* _Directive_
Scan the data below for the string "name". Show every line where it turns up.

————————

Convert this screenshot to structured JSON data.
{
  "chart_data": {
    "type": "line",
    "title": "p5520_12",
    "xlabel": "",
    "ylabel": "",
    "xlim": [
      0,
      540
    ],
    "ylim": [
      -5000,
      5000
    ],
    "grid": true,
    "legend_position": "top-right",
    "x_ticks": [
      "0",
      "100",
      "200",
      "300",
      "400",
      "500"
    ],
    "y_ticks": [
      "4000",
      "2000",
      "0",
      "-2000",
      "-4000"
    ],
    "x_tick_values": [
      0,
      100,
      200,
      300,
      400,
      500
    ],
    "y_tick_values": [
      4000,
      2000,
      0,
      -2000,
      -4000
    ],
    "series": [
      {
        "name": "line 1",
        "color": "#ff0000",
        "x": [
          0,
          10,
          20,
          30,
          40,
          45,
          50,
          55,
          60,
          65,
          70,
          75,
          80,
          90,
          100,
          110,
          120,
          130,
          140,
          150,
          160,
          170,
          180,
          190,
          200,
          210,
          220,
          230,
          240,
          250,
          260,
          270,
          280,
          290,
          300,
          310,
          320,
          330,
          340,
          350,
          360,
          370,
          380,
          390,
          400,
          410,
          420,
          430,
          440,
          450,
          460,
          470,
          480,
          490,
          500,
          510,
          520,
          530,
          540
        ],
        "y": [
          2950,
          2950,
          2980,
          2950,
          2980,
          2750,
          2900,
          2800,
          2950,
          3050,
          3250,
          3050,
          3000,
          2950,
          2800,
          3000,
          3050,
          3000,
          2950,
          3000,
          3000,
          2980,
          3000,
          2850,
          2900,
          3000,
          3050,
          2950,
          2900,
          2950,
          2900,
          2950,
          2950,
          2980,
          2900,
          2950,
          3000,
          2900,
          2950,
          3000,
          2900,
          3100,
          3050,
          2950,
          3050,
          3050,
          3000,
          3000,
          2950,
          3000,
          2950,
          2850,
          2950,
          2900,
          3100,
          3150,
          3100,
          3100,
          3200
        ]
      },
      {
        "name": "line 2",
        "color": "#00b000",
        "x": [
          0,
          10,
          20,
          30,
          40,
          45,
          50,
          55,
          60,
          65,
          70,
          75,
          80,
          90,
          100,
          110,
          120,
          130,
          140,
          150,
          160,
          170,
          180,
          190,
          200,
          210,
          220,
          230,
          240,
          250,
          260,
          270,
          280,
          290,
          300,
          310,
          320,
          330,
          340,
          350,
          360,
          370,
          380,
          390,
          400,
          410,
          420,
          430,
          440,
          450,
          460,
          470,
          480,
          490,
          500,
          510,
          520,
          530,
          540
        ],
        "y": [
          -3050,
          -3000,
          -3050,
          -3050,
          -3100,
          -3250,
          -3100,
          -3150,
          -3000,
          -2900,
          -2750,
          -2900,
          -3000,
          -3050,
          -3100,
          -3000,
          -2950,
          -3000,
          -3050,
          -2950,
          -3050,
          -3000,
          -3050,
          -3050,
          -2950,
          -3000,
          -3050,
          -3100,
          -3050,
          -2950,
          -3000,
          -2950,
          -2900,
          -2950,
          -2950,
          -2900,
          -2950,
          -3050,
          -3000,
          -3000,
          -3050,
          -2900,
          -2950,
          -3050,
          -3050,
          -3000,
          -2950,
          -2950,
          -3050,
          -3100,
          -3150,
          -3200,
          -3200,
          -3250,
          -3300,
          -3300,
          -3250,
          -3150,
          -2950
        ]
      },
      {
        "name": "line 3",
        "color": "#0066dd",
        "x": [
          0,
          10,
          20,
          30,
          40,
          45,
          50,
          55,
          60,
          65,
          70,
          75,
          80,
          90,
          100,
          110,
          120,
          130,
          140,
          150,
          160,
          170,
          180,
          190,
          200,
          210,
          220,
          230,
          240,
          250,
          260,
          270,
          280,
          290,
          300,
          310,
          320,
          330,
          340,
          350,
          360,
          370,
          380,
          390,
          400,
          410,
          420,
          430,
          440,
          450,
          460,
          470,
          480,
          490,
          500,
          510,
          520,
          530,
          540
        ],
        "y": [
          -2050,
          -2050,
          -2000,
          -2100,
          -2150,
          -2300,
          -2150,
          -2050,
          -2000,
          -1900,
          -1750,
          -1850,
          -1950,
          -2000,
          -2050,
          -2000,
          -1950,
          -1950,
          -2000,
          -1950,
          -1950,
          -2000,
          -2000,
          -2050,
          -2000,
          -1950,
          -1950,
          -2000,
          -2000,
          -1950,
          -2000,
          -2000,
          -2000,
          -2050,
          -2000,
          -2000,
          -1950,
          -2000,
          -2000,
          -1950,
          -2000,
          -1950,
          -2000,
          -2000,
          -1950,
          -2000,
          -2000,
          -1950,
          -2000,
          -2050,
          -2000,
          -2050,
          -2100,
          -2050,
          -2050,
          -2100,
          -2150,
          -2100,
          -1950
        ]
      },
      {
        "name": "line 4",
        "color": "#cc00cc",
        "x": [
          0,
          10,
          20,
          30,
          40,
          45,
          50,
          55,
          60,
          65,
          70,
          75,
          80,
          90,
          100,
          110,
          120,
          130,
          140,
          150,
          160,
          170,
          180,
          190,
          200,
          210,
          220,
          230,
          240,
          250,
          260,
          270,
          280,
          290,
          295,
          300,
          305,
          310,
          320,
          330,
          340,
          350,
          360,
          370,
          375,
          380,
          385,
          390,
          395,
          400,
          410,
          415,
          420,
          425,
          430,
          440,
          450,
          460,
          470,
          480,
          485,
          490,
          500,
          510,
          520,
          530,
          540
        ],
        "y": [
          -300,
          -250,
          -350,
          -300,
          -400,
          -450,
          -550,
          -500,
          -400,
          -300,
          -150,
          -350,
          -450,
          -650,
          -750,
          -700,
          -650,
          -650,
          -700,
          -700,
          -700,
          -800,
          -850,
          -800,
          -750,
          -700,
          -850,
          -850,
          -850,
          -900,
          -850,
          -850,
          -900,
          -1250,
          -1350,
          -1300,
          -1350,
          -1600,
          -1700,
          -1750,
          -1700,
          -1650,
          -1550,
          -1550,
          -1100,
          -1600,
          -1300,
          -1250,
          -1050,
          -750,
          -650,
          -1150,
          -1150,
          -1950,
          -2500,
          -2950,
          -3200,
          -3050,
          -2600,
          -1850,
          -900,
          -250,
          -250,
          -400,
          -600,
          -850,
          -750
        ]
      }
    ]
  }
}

————————

* _Written response_
        "name": "line 1",
        "name": "line 2",
        "name": "line 3",
        "name": "line 4",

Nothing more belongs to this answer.